Collected data
§
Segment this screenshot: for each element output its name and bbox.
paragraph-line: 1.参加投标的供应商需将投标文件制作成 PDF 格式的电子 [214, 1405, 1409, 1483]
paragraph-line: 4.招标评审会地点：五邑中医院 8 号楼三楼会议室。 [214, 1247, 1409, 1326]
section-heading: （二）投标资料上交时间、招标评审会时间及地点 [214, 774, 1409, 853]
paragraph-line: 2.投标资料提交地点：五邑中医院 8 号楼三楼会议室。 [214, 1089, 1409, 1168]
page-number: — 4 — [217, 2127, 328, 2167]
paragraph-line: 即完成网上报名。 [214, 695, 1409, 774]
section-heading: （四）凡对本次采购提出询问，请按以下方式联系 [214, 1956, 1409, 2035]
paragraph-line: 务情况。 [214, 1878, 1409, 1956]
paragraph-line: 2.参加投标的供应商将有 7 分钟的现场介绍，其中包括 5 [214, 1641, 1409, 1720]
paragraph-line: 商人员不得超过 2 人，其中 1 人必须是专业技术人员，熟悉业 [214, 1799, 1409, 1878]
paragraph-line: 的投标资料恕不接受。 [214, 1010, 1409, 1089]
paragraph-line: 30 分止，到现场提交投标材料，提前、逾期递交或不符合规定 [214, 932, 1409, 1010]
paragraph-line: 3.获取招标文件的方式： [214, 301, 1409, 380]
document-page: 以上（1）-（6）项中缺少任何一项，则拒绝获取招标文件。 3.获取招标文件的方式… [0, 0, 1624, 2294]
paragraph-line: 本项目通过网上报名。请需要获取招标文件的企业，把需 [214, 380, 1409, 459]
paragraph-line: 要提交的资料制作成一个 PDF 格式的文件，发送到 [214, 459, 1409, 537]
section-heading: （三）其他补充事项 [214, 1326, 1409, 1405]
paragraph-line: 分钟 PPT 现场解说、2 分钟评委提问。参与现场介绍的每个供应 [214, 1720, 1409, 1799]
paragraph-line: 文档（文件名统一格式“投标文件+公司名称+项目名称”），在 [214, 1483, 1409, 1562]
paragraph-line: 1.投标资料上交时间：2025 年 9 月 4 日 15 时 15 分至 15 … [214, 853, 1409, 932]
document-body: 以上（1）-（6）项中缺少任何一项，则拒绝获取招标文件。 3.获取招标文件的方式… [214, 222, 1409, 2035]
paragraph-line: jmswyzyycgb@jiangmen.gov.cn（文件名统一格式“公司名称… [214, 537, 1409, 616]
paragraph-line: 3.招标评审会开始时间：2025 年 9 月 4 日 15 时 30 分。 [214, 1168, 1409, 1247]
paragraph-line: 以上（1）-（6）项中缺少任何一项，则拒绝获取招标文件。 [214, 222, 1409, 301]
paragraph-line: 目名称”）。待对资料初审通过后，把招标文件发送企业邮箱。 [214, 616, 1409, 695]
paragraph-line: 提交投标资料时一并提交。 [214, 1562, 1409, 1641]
§
Given instruction: Edit the lines above so that each "paragraph-line" reads "text-line", keeping everything else the same.

Exercise output:
Segment this screenshot: for each element output its name and bbox.
text-line: 1.参加投标的供应商需将投标文件制作成 PDF 格式的电子 [214, 1405, 1409, 1483]
text-line: 4.招标评审会地点：五邑中医院 8 号楼三楼会议室。 [214, 1247, 1409, 1326]
section-heading: （二）投标资料上交时间、招标评审会时间及地点 [214, 774, 1409, 853]
text-line: 2.投标资料提交地点：五邑中医院 8 号楼三楼会议室。 [214, 1089, 1409, 1168]
page-number: — 4 — [217, 2127, 328, 2167]
text-line: 即完成网上报名。 [214, 695, 1409, 774]
section-heading: （四）凡对本次采购提出询问，请按以下方式联系 [214, 1956, 1409, 2035]
text-line: 务情况。 [214, 1878, 1409, 1956]
text-line: 2.参加投标的供应商将有 7 分钟的现场介绍，其中包括 5 [214, 1641, 1409, 1720]
text-line: 商人员不得超过 2 人，其中 1 人必须是专业技术人员，熟悉业 [214, 1799, 1409, 1878]
text-line: 的投标资料恕不接受。 [214, 1010, 1409, 1089]
text-line: 30 分止，到现场提交投标材料，提前、逾期递交或不符合规定 [214, 932, 1409, 1010]
text-line: 3.获取招标文件的方式： [214, 301, 1409, 380]
document-page: 以上（1）-（6）项中缺少任何一项，则拒绝获取招标文件。 3.获取招标文件的方式… [0, 0, 1624, 2294]
text-line: 本项目通过网上报名。请需要获取招标文件的企业，把需 [214, 380, 1409, 459]
text-line: 要提交的资料制作成一个 PDF 格式的文件，发送到 [214, 459, 1409, 537]
section-heading: （三）其他补充事项 [214, 1326, 1409, 1405]
text-line: 分钟 PPT 现场解说、2 分钟评委提问。参与现场介绍的每个供应 [214, 1720, 1409, 1799]
text-line: 文档（文件名统一格式“投标文件+公司名称+项目名称”），在 [214, 1483, 1409, 1562]
text-line: 1.投标资料上交时间：2025 年 9 月 4 日 15 时 15 分至 15 … [214, 853, 1409, 932]
document-body: 以上（1）-（6）项中缺少任何一项，则拒绝获取招标文件。 3.获取招标文件的方式… [214, 222, 1409, 2035]
text-line: jmswyzyycgb@jiangmen.gov.cn（文件名统一格式“公司名称… [214, 537, 1409, 616]
text-line: 3.招标评审会开始时间：2025 年 9 月 4 日 15 时 30 分。 [214, 1168, 1409, 1247]
text-line: 以上（1）-（6）项中缺少任何一项，则拒绝获取招标文件。 [214, 222, 1409, 301]
text-line: 目名称”）。待对资料初审通过后，把招标文件发送企业邮箱。 [214, 616, 1409, 695]
text-line: 提交投标资料时一并提交。 [214, 1562, 1409, 1641]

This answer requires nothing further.